- _What to produce_
Write out each line exactly as given. Leave the pictures out of your copy.

- _Data in this exercise_
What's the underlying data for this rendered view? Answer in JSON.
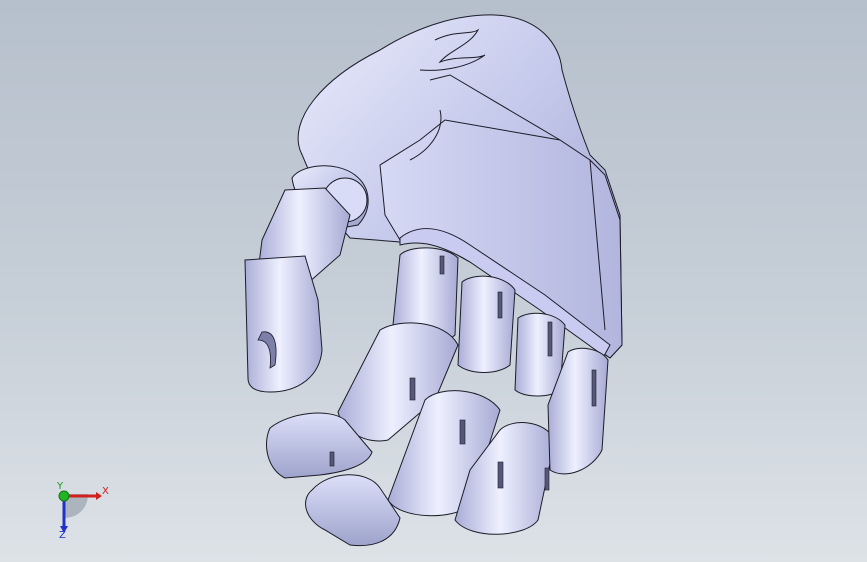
{
  "viewport": {
    "background_top": "#b6c0cc",
    "background_bottom": "#dde2e7"
  },
  "model": {
    "part_color": "#c4c8ec",
    "edge_color": "#1c1c28"
  },
  "triad": {
    "x_label": "X",
    "y_label": "Y",
    "z_label": "Z",
    "x_color": "#d02020",
    "y_color": "#1a9a1a",
    "z_color": "#2030c8"
  }
}
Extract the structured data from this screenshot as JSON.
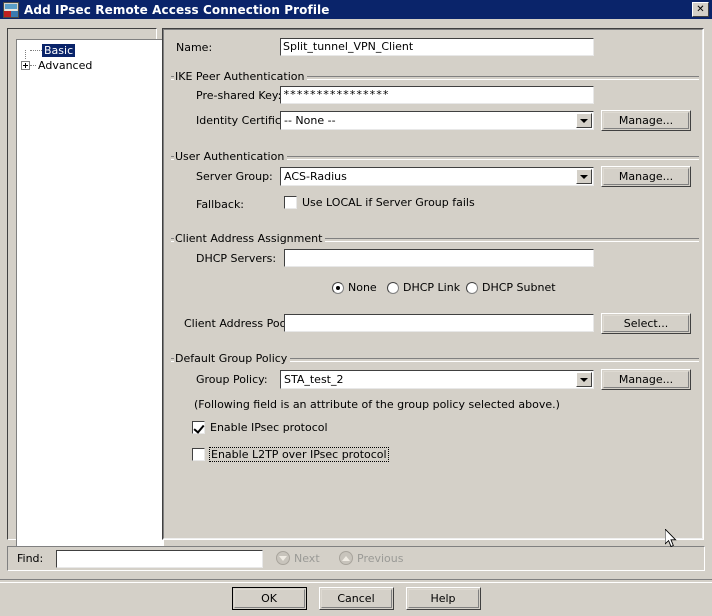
{
  "window": {
    "title": "Add IPsec Remote Access Connection Profile",
    "icon": "ipsec-profile-icon",
    "close_label": "✕",
    "accent_titlebar": "#0a246a",
    "face_color": "#d4d0c8"
  },
  "tree": {
    "items": [
      {
        "label": "Basic",
        "selected": true,
        "expandable": false
      },
      {
        "label": "Advanced",
        "selected": false,
        "expandable": true,
        "expander": "+"
      }
    ]
  },
  "form": {
    "name": {
      "label": "Name:",
      "value": "Split_tunnel_VPN_Client"
    },
    "ike_peer_auth": {
      "title": "IKE Peer Authentication",
      "preshared_key": {
        "label": "Pre-shared Key:",
        "value": "****************"
      },
      "identity_certificate": {
        "label": "Identity Certificate:",
        "value": "-- None --",
        "manage_label": "Manage..."
      }
    },
    "user_auth": {
      "title": "User Authentication",
      "server_group": {
        "label": "Server Group:",
        "value": "ACS-Radius",
        "manage_label": "Manage..."
      },
      "fallback": {
        "label": "Fallback:",
        "checkbox_label": "Use LOCAL if Server Group fails",
        "checked": false
      }
    },
    "client_address_assignment": {
      "title": "Client Address Assignment",
      "dhcp_servers": {
        "label": "DHCP Servers:",
        "value": ""
      },
      "radios": [
        {
          "label": "None",
          "checked": true
        },
        {
          "label": "DHCP Link",
          "checked": false
        },
        {
          "label": "DHCP Subnet",
          "checked": false
        }
      ],
      "client_address_pools": {
        "label": "Client Address Pools:",
        "value": "",
        "select_label": "Select..."
      }
    },
    "default_group_policy": {
      "title": "Default Group Policy",
      "group_policy": {
        "label": "Group Policy:",
        "value": "STA_test_2",
        "manage_label": "Manage..."
      },
      "note": "(Following field is an attribute of the group policy selected above.)",
      "enable_ipsec": {
        "label": "Enable IPsec protocol",
        "checked": true
      },
      "enable_l2tp": {
        "label": "Enable L2TP over IPsec protocol",
        "checked": false,
        "focused": true
      }
    }
  },
  "findbar": {
    "label": "Find:",
    "value": "",
    "next_label": "Next",
    "previous_label": "Previous",
    "disabled": true
  },
  "dialog_buttons": {
    "ok": "OK",
    "cancel": "Cancel",
    "help": "Help"
  }
}
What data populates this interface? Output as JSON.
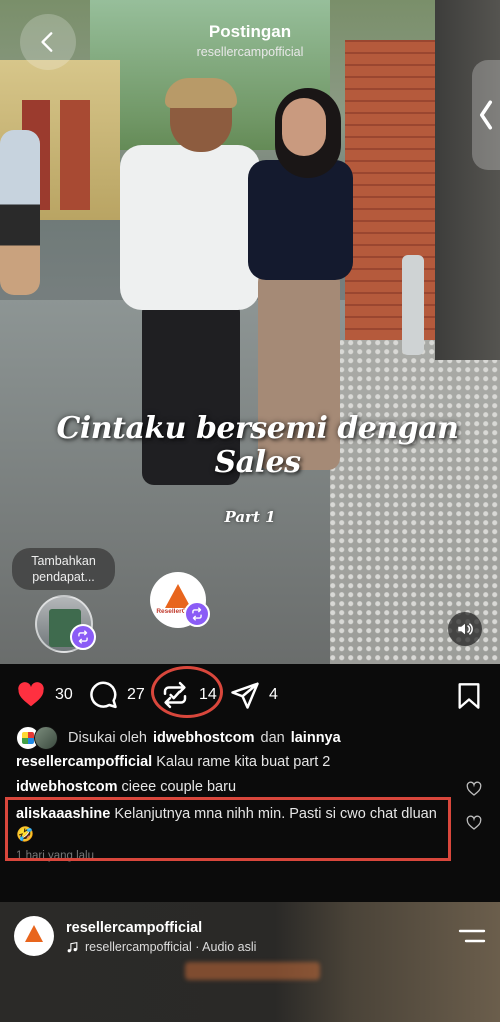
{
  "header": {
    "title": "Postingan",
    "subtitle": "resellercampofficial"
  },
  "video": {
    "caption_line1": "Cintaku bersemi dengan",
    "caption_line2": "Sales",
    "part_label": "Part 1",
    "note_bubble": "Tambahkan pendapat...",
    "logo_text": "ResellerCamp"
  },
  "actions": {
    "likes_count": "30",
    "comments_count": "27",
    "reposts_count": "14",
    "shares_count": "4"
  },
  "liked_by": {
    "prefix": "Disukai oleh",
    "user": "idwebhostcom",
    "middle": "dan",
    "others": "lainnya"
  },
  "comments": [
    {
      "user": "resellercampofficial",
      "text": "Kalau rame kita buat part 2"
    },
    {
      "user": "idwebhostcom",
      "text": "cieee couple baru"
    },
    {
      "user": "aliskaaashine",
      "text": "Kelanjutnya mna nihh min. Pasti si cwo chat dluan🤣",
      "time": "1 hari yang lalu"
    }
  ],
  "next_post": {
    "username": "resellercampofficial",
    "audio": "resellercampofficial · Audio asli"
  },
  "colors": {
    "highlight": "#d9473c",
    "like": "#ff3040",
    "repost_badge": "#8b5cf6"
  }
}
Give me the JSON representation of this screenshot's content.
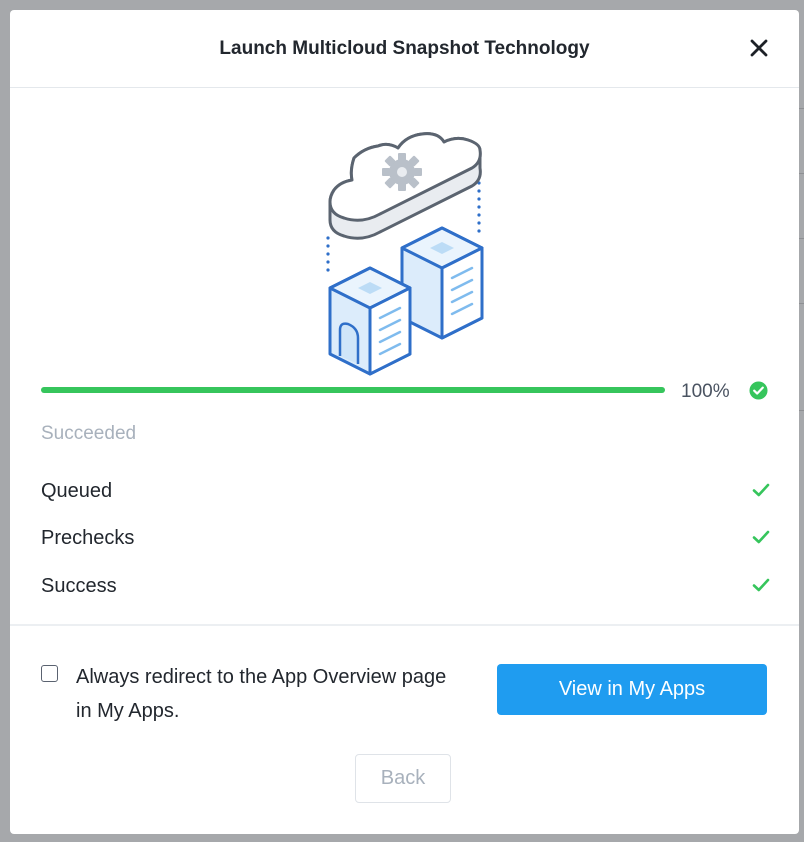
{
  "dialog": {
    "title": "Launch Multicloud Snapshot Technology",
    "close_icon": "close-icon"
  },
  "illustration": {
    "icon": "cloud-servers-illustration"
  },
  "progress": {
    "value": 100,
    "label": "100%",
    "status_icon": "check-circle-icon",
    "color": "#36c55c"
  },
  "status": "Succeeded",
  "steps": [
    {
      "label": "Queued",
      "icon": "check-icon"
    },
    {
      "label": "Prechecks",
      "icon": "check-icon"
    },
    {
      "label": "Success",
      "icon": "check-icon"
    }
  ],
  "footer": {
    "redirect_checked": false,
    "redirect_label": "Always redirect to the App Overview page in My Apps.",
    "primary_button": "View in My Apps",
    "back_button": "Back",
    "accent_color": "#1f9cf0"
  }
}
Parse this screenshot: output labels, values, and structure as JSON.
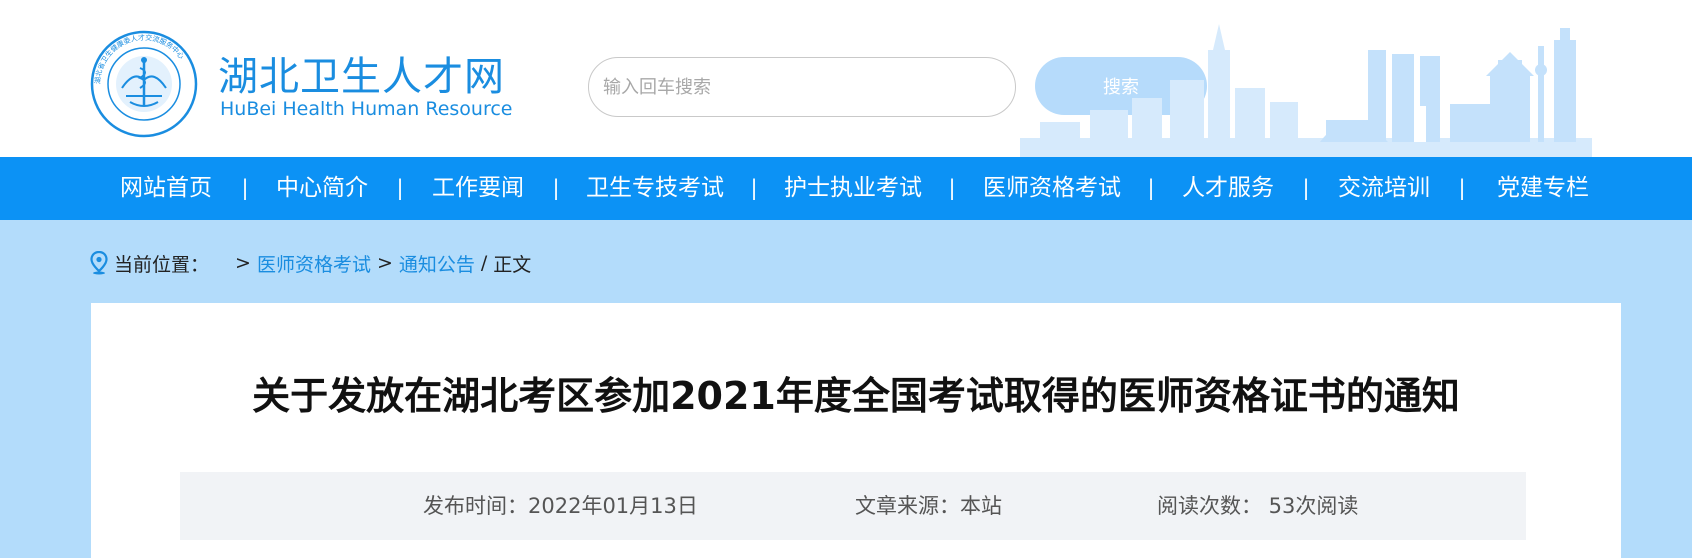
{
  "header": {
    "logo": {
      "ring_text": "湖北省卫生健康委人才交流服务中心",
      "ring_text_en": "Hubei Provincial Health Commission Talent Exchange"
    },
    "site_title": "湖北卫生人才网",
    "site_subtitle": "HuBei Health Human Resource",
    "search": {
      "placeholder": "输入回车搜索",
      "value": "",
      "button_label": "搜索"
    }
  },
  "nav": {
    "items": [
      {
        "label": "网站首页"
      },
      {
        "label": "中心简介"
      },
      {
        "label": "工作要闻"
      },
      {
        "label": "卫生专技考试"
      },
      {
        "label": "护士执业考试"
      },
      {
        "label": "医师资格考试"
      },
      {
        "label": "人才服务"
      },
      {
        "label": "交流培训"
      },
      {
        "label": "党建专栏"
      }
    ],
    "separator": "|"
  },
  "breadcrumb": {
    "label": "当前位置：",
    "separator": ">",
    "links": [
      "医师资格考试",
      "通知公告"
    ],
    "slash": "/",
    "current": "正文"
  },
  "article": {
    "title": "关于发放在湖北考区参加2021年度全国考试取得的医师资格证书的通知",
    "meta": {
      "publish_time": "发布时间：2022年01月13日",
      "source": "文章来源：本站",
      "read_count": "阅读次数：  53次阅读"
    }
  },
  "colors": {
    "brand_blue": "#1a8de0",
    "nav_bg": "#0c92f5",
    "page_bg": "#b3dcfb",
    "search_button_bg": "#b6dbfb",
    "meta_bg": "#f1f3f6"
  },
  "icons": [
    "hubei-health-logo-icon",
    "city-skyline-icon",
    "location-pin-icon"
  ]
}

- _Final result_
What's the underlying data for this rendered view? Answer in JSON.
{
  "viewport": {
    "background_top": "#b6c0cc",
    "background_bottom": "#dde2e7"
  },
  "model": {
    "part_color": "#c4c8ec",
    "edge_color": "#1c1c28"
  },
  "triad": {
    "x_label": "X",
    "y_label": "Y",
    "z_label": "Z",
    "x_color": "#d02020",
    "y_color": "#1a9a1a",
    "z_color": "#2030c8"
  }
}
Extract the structured data from this screenshot as JSON.
{
  "window": {
    "title": "Add IPsec Remote Access Connection Profile",
    "icon": "ipsec-profile-icon",
    "close_label": "✕",
    "accent_titlebar": "#0a246a",
    "face_color": "#d4d0c8"
  },
  "tree": {
    "items": [
      {
        "label": "Basic",
        "selected": true,
        "expandable": false
      },
      {
        "label": "Advanced",
        "selected": false,
        "expandable": true,
        "expander": "+"
      }
    ]
  },
  "form": {
    "name": {
      "label": "Name:",
      "value": "Split_tunnel_VPN_Client"
    },
    "ike_peer_auth": {
      "title": "IKE Peer Authentication",
      "preshared_key": {
        "label": "Pre-shared Key:",
        "value": "****************"
      },
      "identity_certificate": {
        "label": "Identity Certificate:",
        "value": "-- None --",
        "manage_label": "Manage..."
      }
    },
    "user_auth": {
      "title": "User Authentication",
      "server_group": {
        "label": "Server Group:",
        "value": "ACS-Radius",
        "manage_label": "Manage..."
      },
      "fallback": {
        "label": "Fallback:",
        "checkbox_label": "Use LOCAL if Server Group fails",
        "checked": false
      }
    },
    "client_address_assignment": {
      "title": "Client Address Assignment",
      "dhcp_servers": {
        "label": "DHCP Servers:",
        "value": ""
      },
      "radios": [
        {
          "label": "None",
          "checked": true
        },
        {
          "label": "DHCP Link",
          "checked": false
        },
        {
          "label": "DHCP Subnet",
          "checked": false
        }
      ],
      "client_address_pools": {
        "label": "Client Address Pools:",
        "value": "",
        "select_label": "Select..."
      }
    },
    "default_group_policy": {
      "title": "Default Group Policy",
      "group_policy": {
        "label": "Group Policy:",
        "value": "STA_test_2",
        "manage_label": "Manage..."
      },
      "note": "(Following field is an attribute of the group policy selected above.)",
      "enable_ipsec": {
        "label": "Enable IPsec protocol",
        "checked": true
      },
      "enable_l2tp": {
        "label": "Enable L2TP over IPsec protocol",
        "checked": false,
        "focused": true
      }
    }
  },
  "findbar": {
    "label": "Find:",
    "value": "",
    "next_label": "Next",
    "previous_label": "Previous",
    "disabled": true
  },
  "dialog_buttons": {
    "ok": "OK",
    "cancel": "Cancel",
    "help": "Help"
  }
}
What data populates this interface? Output as JSON.
{
  "header": {
    "title": "Postingan",
    "subtitle": "resellercampofficial"
  },
  "video": {
    "caption_line1": "Cintaku bersemi dengan",
    "caption_line2": "Sales",
    "part_label": "Part 1",
    "note_bubble": "Tambahkan pendapat...",
    "logo_text": "ResellerCamp"
  },
  "actions": {
    "likes_count": "30",
    "comments_count": "27",
    "reposts_count": "14",
    "shares_count": "4"
  },
  "liked_by": {
    "prefix": "Disukai oleh",
    "user": "idwebhostcom",
    "middle": "dan",
    "others": "lainnya"
  },
  "comments": [
    {
      "user": "resellercampofficial",
      "text": "Kalau rame kita buat part 2"
    },
    {
      "user": "idwebhostcom",
      "text": "cieee couple baru"
    },
    {
      "user": "aliskaaashine",
      "text": "Kelanjutnya mna nihh min. Pasti si cwo chat dluan🤣",
      "time": "1 hari yang lalu"
    }
  ],
  "next_post": {
    "username": "resellercampofficial",
    "audio": "resellercampofficial · Audio asli"
  },
  "colors": {
    "highlight": "#d9473c",
    "like": "#ff3040",
    "repost_badge": "#8b5cf6"
  }
}
Give me the JSON representation of this screenshot's content.
{
  "dialog": {
    "title": "Launch Multicloud Snapshot Technology",
    "close_icon": "close-icon"
  },
  "illustration": {
    "icon": "cloud-servers-illustration"
  },
  "progress": {
    "value": 100,
    "label": "100%",
    "status_icon": "check-circle-icon",
    "color": "#36c55c"
  },
  "status": "Succeeded",
  "steps": [
    {
      "label": "Queued",
      "icon": "check-icon"
    },
    {
      "label": "Prechecks",
      "icon": "check-icon"
    },
    {
      "label": "Success",
      "icon": "check-icon"
    }
  ],
  "footer": {
    "redirect_checked": false,
    "redirect_label": "Always redirect to the App Overview page in My Apps.",
    "primary_button": "View in My Apps",
    "back_button": "Back",
    "accent_color": "#1f9cf0"
  }
}
Parse this screenshot: output labels, values, and structure as JSON.
{
  "header": {
    "logo": {
      "ring_text": "湖北省卫生健康委人才交流服务中心",
      "ring_text_en": "Hubei Provincial Health Commission Talent Exchange"
    },
    "site_title": "湖北卫生人才网",
    "site_subtitle": "HuBei Health Human Resource",
    "search": {
      "placeholder": "输入回车搜索",
      "value": "",
      "button_label": "搜索"
    }
  },
  "nav": {
    "items": [
      {
        "label": "网站首页"
      },
      {
        "label": "中心简介"
      },
      {
        "label": "工作要闻"
      },
      {
        "label": "卫生专技考试"
      },
      {
        "label": "护士执业考试"
      },
      {
        "label": "医师资格考试"
      },
      {
        "label": "人才服务"
      },
      {
        "label": "交流培训"
      },
      {
        "label": "党建专栏"
      }
    ],
    "separator": "|"
  },
  "breadcrumb": {
    "label": "当前位置：",
    "separator": ">",
    "links": [
      "医师资格考试",
      "通知公告"
    ],
    "slash": "/",
    "current": "正文"
  },
  "article": {
    "title": "关于发放在湖北考区参加2021年度全国考试取得的医师资格证书的通知",
    "meta": {
      "publish_time": "发布时间：2022年01月13日",
      "source": "文章来源：本站",
      "read_count": "阅读次数：  53次阅读"
    }
  },
  "colors": {
    "brand_blue": "#1a8de0",
    "nav_bg": "#0c92f5",
    "page_bg": "#b3dcfb",
    "search_button_bg": "#b6dbfb",
    "meta_bg": "#f1f3f6"
  },
  "icons": [
    "hubei-health-logo-icon",
    "city-skyline-icon",
    "location-pin-icon"
  ]
}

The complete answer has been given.